▶ **WHAT IS BEING ASKED**
Write out the data below in full. Keep it exact.

▶ **Stored data**
—————

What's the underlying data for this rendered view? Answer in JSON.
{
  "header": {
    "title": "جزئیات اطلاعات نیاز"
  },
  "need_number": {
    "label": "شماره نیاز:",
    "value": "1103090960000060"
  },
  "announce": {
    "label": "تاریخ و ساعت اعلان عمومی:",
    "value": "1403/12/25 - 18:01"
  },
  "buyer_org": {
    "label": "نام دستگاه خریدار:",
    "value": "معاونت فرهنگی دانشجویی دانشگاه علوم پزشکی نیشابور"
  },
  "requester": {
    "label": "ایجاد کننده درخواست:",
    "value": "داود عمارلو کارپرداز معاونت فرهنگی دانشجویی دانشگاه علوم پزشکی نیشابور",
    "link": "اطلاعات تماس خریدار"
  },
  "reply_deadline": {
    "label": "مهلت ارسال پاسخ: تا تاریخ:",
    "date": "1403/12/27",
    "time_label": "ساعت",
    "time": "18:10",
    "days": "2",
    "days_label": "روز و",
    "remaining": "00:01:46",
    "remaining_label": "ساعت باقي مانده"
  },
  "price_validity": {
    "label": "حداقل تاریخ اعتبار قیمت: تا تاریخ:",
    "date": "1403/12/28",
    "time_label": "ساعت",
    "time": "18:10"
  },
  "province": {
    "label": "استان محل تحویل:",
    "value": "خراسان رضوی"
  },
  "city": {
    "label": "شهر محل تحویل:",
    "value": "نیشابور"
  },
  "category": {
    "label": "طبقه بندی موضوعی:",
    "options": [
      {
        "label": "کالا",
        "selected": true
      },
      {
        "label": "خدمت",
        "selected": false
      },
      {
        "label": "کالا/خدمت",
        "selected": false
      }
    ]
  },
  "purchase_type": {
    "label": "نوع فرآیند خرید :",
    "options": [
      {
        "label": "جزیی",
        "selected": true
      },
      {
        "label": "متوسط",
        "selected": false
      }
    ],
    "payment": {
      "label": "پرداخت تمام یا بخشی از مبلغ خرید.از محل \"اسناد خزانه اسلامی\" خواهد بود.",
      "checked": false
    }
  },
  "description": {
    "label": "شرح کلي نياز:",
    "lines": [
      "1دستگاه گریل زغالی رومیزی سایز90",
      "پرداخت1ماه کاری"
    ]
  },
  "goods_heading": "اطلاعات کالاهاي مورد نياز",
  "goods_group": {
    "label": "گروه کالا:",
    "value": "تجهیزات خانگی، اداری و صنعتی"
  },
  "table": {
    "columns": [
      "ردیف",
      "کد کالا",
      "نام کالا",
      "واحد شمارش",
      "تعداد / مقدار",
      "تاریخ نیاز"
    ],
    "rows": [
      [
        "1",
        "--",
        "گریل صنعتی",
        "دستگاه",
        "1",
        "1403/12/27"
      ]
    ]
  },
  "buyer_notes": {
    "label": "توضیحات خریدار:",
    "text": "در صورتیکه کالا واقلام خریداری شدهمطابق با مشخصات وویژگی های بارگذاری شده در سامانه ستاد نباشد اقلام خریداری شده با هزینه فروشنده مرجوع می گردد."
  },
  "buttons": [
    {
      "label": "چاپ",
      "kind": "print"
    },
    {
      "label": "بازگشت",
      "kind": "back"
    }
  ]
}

—————

▶ **FULL OUTPUT**
What's the underlying data for this rendered view? Answer in JSON.
{
  "header": {
    "title": "جزئیات اطلاعات نیاز"
  },
  "need_number": {
    "label": "شماره نیاز:",
    "value": "1103090960000060"
  },
  "announce": {
    "label": "تاریخ و ساعت اعلان عمومی:",
    "value": "1403/12/25 - 18:01"
  },
  "buyer_org": {
    "label": "نام دستگاه خریدار:",
    "value": "معاونت فرهنگی دانشجویی دانشگاه علوم پزشکی نیشابور"
  },
  "requester": {
    "label": "ایجاد کننده درخواست:",
    "value": "داود عمارلو کارپرداز معاونت فرهنگی دانشجویی دانشگاه علوم پزشکی نیشابور",
    "link": "اطلاعات تماس خریدار"
  },
  "reply_deadline": {
    "label": "مهلت ارسال پاسخ: تا تاریخ:",
    "date": "1403/12/27",
    "time_label": "ساعت",
    "time": "18:10",
    "days": "2",
    "days_label": "روز و",
    "remaining": "00:01:46",
    "remaining_label": "ساعت باقي مانده"
  },
  "price_validity": {
    "label": "حداقل تاریخ اعتبار قیمت: تا تاریخ:",
    "date": "1403/12/28",
    "time_label": "ساعت",
    "time": "18:10"
  },
  "province": {
    "label": "استان محل تحویل:",
    "value": "خراسان رضوی"
  },
  "city": {
    "label": "شهر محل تحویل:",
    "value": "نیشابور"
  },
  "category": {
    "label": "طبقه بندی موضوعی:",
    "options": [
      {
        "label": "کالا",
        "selected": true
      },
      {
        "label": "خدمت",
        "selected": false
      },
      {
        "label": "کالا/خدمت",
        "selected": false
      }
    ]
  },
  "purchase_type": {
    "label": "نوع فرآیند خرید :",
    "options": [
      {
        "label": "جزیی",
        "selected": true
      },
      {
        "label": "متوسط",
        "selected": false
      }
    ],
    "payment": {
      "label": "پرداخت تمام یا بخشی از مبلغ خرید.از محل \"اسناد خزانه اسلامی\" خواهد بود.",
      "checked": false
    }
  },
  "description": {
    "label": "شرح کلي نياز:",
    "lines": [
      "1دستگاه گریل زغالی رومیزی سایز90",
      "پرداخت1ماه کاری"
    ]
  },
  "goods_heading": "اطلاعات کالاهاي مورد نياز",
  "goods_group": {
    "label": "گروه کالا:",
    "value": "تجهیزات خانگی، اداری و صنعتی"
  },
  "table": {
    "columns": [
      "ردیف",
      "کد کالا",
      "نام کالا",
      "واحد شمارش",
      "تعداد / مقدار",
      "تاریخ نیاز"
    ],
    "rows": [
      [
        "1",
        "--",
        "گریل صنعتی",
        "دستگاه",
        "1",
        "1403/12/27"
      ]
    ]
  },
  "buyer_notes": {
    "label": "توضیحات خریدار:",
    "text": "در صورتیکه کالا واقلام خریداری شدهمطابق با مشخصات وویژگی های بارگذاری شده در سامانه ستاد نباشد اقلام خریداری شده با هزینه فروشنده مرجوع می گردد."
  },
  "buttons": [
    {
      "label": "چاپ",
      "kind": "print"
    },
    {
      "label": "بازگشت",
      "kind": "back"
    }
  ]
}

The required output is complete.